(Data excerpts)
———

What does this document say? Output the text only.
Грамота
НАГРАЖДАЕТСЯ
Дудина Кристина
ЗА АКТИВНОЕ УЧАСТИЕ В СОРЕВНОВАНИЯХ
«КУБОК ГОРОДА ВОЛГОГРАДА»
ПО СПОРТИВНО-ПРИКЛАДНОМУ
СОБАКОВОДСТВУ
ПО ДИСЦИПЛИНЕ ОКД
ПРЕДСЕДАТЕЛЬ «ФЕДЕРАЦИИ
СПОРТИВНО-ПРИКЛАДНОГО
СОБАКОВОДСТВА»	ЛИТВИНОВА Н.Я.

———

Short exercise: From the listing above, copy all lines holding the word "СПОРТИВНО".

Result of this exercise:
ПО СПОРТИВНО-ПРИКЛАДНОМУ
СПОРТИВНО-ПРИКЛАДНОГО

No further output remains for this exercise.